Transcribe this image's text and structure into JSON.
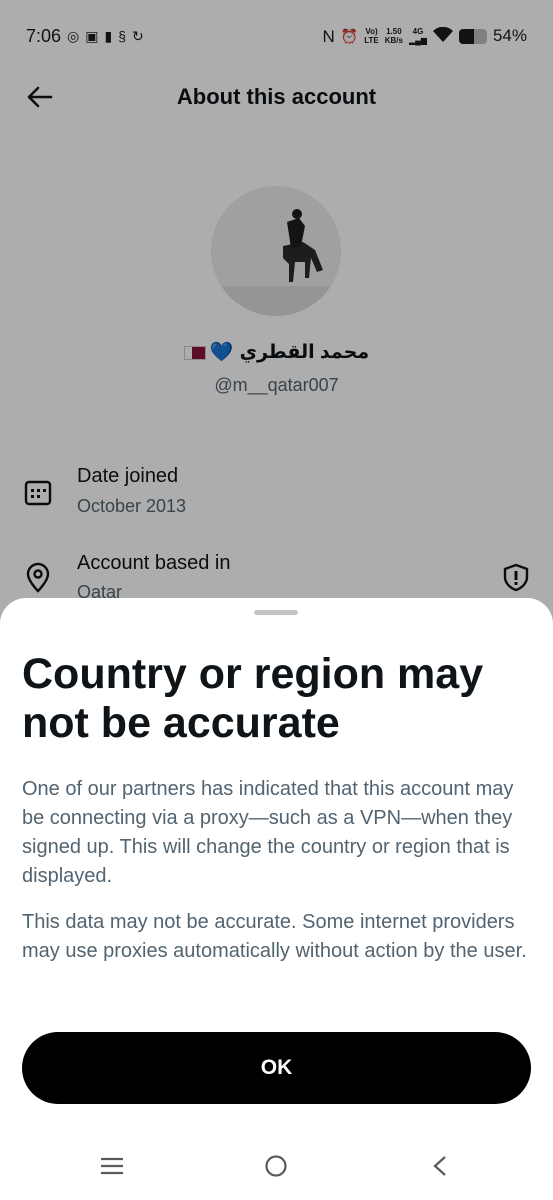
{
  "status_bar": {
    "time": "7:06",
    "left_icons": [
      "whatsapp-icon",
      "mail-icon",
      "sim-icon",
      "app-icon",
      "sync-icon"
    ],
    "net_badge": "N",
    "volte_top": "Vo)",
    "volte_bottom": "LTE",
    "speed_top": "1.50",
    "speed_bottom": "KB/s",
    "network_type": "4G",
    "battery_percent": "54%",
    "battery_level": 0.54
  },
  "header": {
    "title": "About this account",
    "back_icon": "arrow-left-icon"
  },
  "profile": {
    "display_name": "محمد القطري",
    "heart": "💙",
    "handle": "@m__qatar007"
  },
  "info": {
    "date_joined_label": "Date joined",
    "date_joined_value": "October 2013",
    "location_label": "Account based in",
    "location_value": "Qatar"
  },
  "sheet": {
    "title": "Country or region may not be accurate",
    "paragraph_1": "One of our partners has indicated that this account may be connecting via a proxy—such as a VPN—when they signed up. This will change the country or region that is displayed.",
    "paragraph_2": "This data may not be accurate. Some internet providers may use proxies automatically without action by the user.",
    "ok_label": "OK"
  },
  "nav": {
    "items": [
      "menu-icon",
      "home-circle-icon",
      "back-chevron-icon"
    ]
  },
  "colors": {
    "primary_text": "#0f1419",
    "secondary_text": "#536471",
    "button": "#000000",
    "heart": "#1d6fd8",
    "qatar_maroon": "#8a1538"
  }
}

Task statement:
Every line in the data that holds "accurate" should be copied out.

Response to the task:
    "title": "Country or region may not be accurate",
    "paragraph_2": "This data may not be accurate. Some internet providers may use proxies automatically without action by the user.",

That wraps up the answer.